WHAT YOU WILL DO. Pick out every row below that contains the string "Apple", matching case exactly, and copy each of those rows in full.

Raw rows
****************************************

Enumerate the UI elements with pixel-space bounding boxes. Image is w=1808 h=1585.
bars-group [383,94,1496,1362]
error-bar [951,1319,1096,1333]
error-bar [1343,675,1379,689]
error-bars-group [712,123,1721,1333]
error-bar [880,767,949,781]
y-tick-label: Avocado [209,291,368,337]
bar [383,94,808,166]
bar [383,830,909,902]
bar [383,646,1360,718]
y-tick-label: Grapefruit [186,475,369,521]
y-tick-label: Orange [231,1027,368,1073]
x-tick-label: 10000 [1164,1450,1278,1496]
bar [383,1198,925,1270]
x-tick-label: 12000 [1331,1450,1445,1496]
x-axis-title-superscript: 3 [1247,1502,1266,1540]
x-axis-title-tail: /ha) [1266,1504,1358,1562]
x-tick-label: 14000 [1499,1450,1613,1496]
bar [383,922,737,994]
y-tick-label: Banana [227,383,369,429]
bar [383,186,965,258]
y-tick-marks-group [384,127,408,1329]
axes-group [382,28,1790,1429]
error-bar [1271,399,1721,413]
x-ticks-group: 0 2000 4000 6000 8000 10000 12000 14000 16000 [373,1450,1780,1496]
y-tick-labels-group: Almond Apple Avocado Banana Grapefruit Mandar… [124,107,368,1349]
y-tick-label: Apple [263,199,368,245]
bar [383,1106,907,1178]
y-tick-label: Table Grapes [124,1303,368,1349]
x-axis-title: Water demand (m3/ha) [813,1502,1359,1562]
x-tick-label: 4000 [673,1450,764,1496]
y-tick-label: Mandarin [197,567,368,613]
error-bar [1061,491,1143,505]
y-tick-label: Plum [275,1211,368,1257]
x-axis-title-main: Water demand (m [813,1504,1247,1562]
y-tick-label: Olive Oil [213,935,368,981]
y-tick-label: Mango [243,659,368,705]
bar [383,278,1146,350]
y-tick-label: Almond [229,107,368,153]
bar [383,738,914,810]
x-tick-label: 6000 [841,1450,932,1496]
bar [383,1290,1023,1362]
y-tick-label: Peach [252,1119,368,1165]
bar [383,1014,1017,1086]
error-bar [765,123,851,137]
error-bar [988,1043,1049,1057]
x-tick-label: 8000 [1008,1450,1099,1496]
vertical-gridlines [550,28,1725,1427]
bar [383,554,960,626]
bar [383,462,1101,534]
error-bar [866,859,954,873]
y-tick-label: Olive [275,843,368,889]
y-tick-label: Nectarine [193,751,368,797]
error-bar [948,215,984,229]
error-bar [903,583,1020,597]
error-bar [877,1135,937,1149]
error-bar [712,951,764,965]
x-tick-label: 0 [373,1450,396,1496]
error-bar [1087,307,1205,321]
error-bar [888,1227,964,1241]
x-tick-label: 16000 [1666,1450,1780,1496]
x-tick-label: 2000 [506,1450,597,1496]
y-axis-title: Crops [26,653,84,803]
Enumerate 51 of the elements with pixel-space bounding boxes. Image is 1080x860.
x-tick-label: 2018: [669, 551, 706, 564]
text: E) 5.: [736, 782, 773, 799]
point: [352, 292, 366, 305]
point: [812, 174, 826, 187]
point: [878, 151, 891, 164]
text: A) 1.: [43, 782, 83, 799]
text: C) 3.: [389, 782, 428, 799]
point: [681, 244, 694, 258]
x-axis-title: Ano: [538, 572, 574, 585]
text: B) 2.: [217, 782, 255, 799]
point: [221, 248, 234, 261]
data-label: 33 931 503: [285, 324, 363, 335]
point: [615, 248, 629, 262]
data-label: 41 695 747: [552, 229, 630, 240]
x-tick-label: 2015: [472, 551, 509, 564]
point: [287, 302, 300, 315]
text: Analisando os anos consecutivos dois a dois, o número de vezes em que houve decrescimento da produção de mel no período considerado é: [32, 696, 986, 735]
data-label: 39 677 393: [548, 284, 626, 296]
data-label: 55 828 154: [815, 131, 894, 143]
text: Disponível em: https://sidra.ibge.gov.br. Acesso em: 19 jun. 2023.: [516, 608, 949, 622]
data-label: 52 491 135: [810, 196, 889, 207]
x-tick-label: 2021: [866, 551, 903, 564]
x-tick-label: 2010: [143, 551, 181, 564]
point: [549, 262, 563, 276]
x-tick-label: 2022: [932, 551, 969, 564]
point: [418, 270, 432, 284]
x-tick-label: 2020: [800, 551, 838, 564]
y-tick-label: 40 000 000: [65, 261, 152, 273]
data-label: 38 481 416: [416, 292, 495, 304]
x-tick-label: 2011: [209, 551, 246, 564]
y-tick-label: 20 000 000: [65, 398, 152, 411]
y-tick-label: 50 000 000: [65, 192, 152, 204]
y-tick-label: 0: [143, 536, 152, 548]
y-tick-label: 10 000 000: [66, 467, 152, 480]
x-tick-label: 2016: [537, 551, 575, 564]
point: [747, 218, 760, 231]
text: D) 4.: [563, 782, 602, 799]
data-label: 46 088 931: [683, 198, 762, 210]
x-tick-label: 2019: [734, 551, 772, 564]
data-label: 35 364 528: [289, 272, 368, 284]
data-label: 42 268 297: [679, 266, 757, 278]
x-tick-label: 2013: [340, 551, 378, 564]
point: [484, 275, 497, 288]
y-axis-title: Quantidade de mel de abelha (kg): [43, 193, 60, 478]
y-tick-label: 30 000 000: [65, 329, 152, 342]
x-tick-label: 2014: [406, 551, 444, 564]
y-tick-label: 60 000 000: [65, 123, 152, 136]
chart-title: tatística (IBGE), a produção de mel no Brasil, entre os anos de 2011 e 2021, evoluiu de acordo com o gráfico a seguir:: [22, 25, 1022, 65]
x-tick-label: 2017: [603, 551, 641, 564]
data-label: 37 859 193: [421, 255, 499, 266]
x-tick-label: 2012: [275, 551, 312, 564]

****************************************

WORKED SOLUTION.
y-tick-labels-group: Almond Apple Avocado Banana Grapefruit Mandar… [124,107,368,1349]
y-tick-label: Apple [263,199,368,245]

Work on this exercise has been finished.